-- INPUT FOR THIS TASK --
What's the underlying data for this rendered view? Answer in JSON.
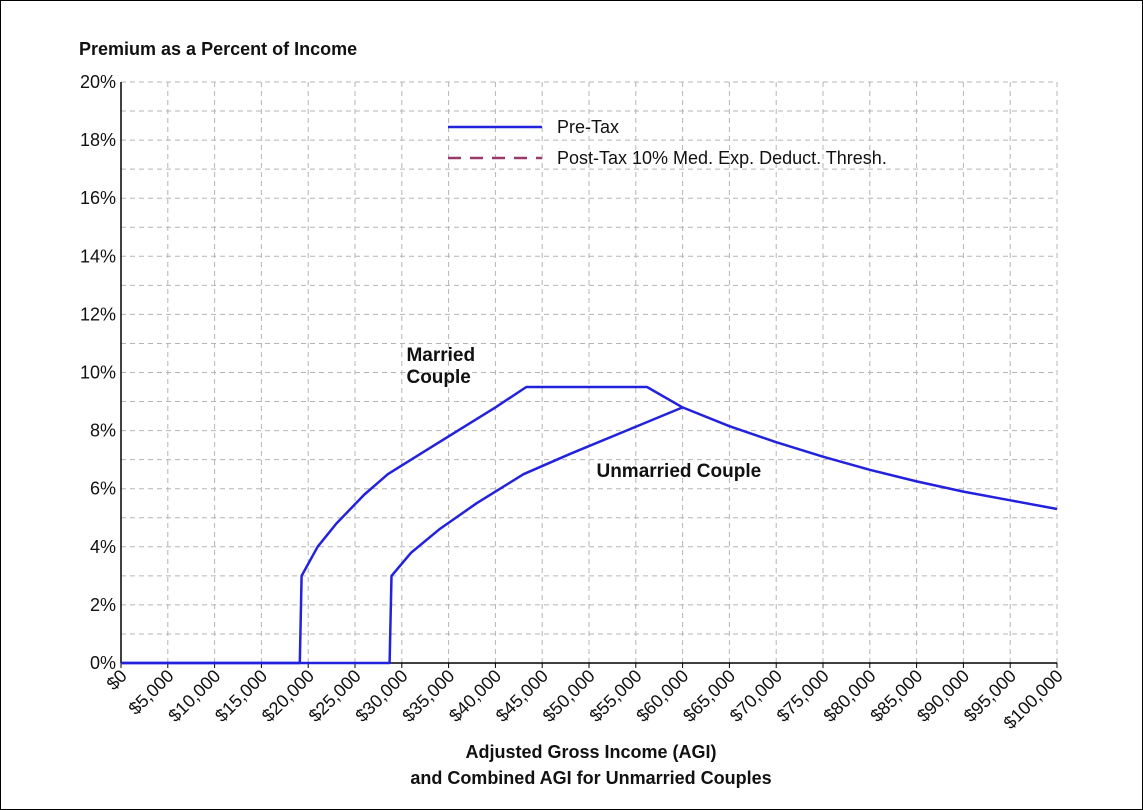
{
  "chart_data": {
    "type": "line",
    "title": "Premium as a Percent of Income",
    "xlabel_line1": "Adjusted Gross Income (AGI)",
    "xlabel_line2": "and Combined AGI for Unmarried Couples",
    "ylabel": "",
    "xlim": [
      0,
      100000
    ],
    "ylim": [
      0,
      20
    ],
    "grid": true,
    "legend_position": "top-center",
    "x_ticks": [
      0,
      5000,
      10000,
      15000,
      20000,
      25000,
      30000,
      35000,
      40000,
      45000,
      50000,
      55000,
      60000,
      65000,
      70000,
      75000,
      80000,
      85000,
      90000,
      95000,
      100000
    ],
    "x_tick_labels": [
      "$0",
      "$5,000",
      "$10,000",
      "$15,000",
      "$20,000",
      "$25,000",
      "$30,000",
      "$35,000",
      "$40,000",
      "$45,000",
      "$50,000",
      "$55,000",
      "$60,000",
      "$65,000",
      "$70,000",
      "$75,000",
      "$80,000",
      "$85,000",
      "$90,000",
      "$95,000",
      "$100,000"
    ],
    "y_ticks": [
      0,
      2,
      4,
      6,
      8,
      10,
      12,
      14,
      16,
      18,
      20
    ],
    "y_tick_labels": [
      "0%",
      "2%",
      "4%",
      "6%",
      "8%",
      "10%",
      "12%",
      "14%",
      "16%",
      "18%",
      "20%"
    ],
    "series": [
      {
        "name": "Pre-Tax",
        "style": "solid",
        "color": "#2222dd",
        "curves": [
          {
            "x": [
              0,
              19100,
              19300,
              21000,
              23000,
              26000,
              28500,
              32000,
              36000,
              40000,
              43300,
              47000,
              52000,
              55000,
              56200,
              60000,
              65000,
              70000,
              75000,
              80000,
              85000,
              90000,
              95000,
              100000
            ],
            "y": [
              0,
              0,
              3.0,
              4.0,
              4.8,
              5.8,
              6.5,
              7.2,
              8.0,
              8.8,
              9.5,
              9.5,
              9.5,
              9.5,
              9.5,
              8.8,
              8.15,
              7.6,
              7.1,
              6.65,
              6.25,
              5.9,
              5.6,
              5.3
            ]
          },
          {
            "x": [
              0,
              28700,
              28900,
              31000,
              34000,
              38000,
              43000,
              48000,
              54000,
              60000
            ],
            "y": [
              0,
              0,
              3.0,
              3.8,
              4.6,
              5.5,
              6.5,
              7.2,
              8.0,
              8.8
            ]
          }
        ]
      },
      {
        "name": "Post-Tax 10% Med. Exp. Deduct. Thresh.",
        "style": "dashed",
        "color": "#9b3a6a",
        "curves": []
      }
    ],
    "annotations": [
      {
        "lines": [
          "Married",
          "Couple"
        ],
        "x": 30500,
        "y": 10.4
      },
      {
        "lines": [
          "Unmarried Couple"
        ],
        "x": 50800,
        "y": 6.4
      }
    ],
    "colors": {
      "pre_tax": "#2222dd",
      "post_tax": "#9b3a6a",
      "grid": "#b5b5b5",
      "axis": "#000000"
    }
  }
}
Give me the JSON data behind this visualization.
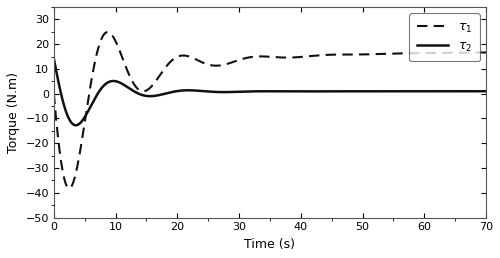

-- WRITTEN REQUEST --
Output the entries above exactly, without their pictures.

-- EXERCISE SOLUTION --
What's the underlying data for this rendered view? Answer in JSON.
{
  "chart_data": {
    "type": "line",
    "title": "Premium as a Percent of Income",
    "xlabel_line1": "Adjusted Gross Income (AGI)",
    "xlabel_line2": "and Combined AGI for Unmarried Couples",
    "ylabel": "",
    "xlim": [
      0,
      100000
    ],
    "ylim": [
      0,
      20
    ],
    "grid": true,
    "legend_position": "top-center",
    "x_ticks": [
      0,
      5000,
      10000,
      15000,
      20000,
      25000,
      30000,
      35000,
      40000,
      45000,
      50000,
      55000,
      60000,
      65000,
      70000,
      75000,
      80000,
      85000,
      90000,
      95000,
      100000
    ],
    "x_tick_labels": [
      "$0",
      "$5,000",
      "$10,000",
      "$15,000",
      "$20,000",
      "$25,000",
      "$30,000",
      "$35,000",
      "$40,000",
      "$45,000",
      "$50,000",
      "$55,000",
      "$60,000",
      "$65,000",
      "$70,000",
      "$75,000",
      "$80,000",
      "$85,000",
      "$90,000",
      "$95,000",
      "$100,000"
    ],
    "y_ticks": [
      0,
      2,
      4,
      6,
      8,
      10,
      12,
      14,
      16,
      18,
      20
    ],
    "y_tick_labels": [
      "0%",
      "2%",
      "4%",
      "6%",
      "8%",
      "10%",
      "12%",
      "14%",
      "16%",
      "18%",
      "20%"
    ],
    "series": [
      {
        "name": "Pre-Tax",
        "style": "solid",
        "color": "#2222dd",
        "curves": [
          {
            "x": [
              0,
              19100,
              19300,
              21000,
              23000,
              26000,
              28500,
              32000,
              36000,
              40000,
              43300,
              47000,
              52000,
              55000,
              56200,
              60000,
              65000,
              70000,
              75000,
              80000,
              85000,
              90000,
              95000,
              100000
            ],
            "y": [
              0,
              0,
              3.0,
              4.0,
              4.8,
              5.8,
              6.5,
              7.2,
              8.0,
              8.8,
              9.5,
              9.5,
              9.5,
              9.5,
              9.5,
              8.8,
              8.15,
              7.6,
              7.1,
              6.65,
              6.25,
              5.9,
              5.6,
              5.3
            ]
          },
          {
            "x": [
              0,
              28700,
              28900,
              31000,
              34000,
              38000,
              43000,
              48000,
              54000,
              60000
            ],
            "y": [
              0,
              0,
              3.0,
              3.8,
              4.6,
              5.5,
              6.5,
              7.2,
              8.0,
              8.8
            ]
          }
        ]
      },
      {
        "name": "Post-Tax 10% Med. Exp. Deduct. Thresh.",
        "style": "dashed",
        "color": "#9b3a6a",
        "curves": []
      }
    ],
    "annotations": [
      {
        "lines": [
          "Married",
          "Couple"
        ],
        "x": 30500,
        "y": 10.4
      },
      {
        "lines": [
          "Unmarried Couple"
        ],
        "x": 50800,
        "y": 6.4
      }
    ],
    "colors": {
      "pre_tax": "#2222dd",
      "post_tax": "#9b3a6a",
      "grid": "#b5b5b5",
      "axis": "#000000"
    }
  }
}
Give me the JSON data behind this visualization.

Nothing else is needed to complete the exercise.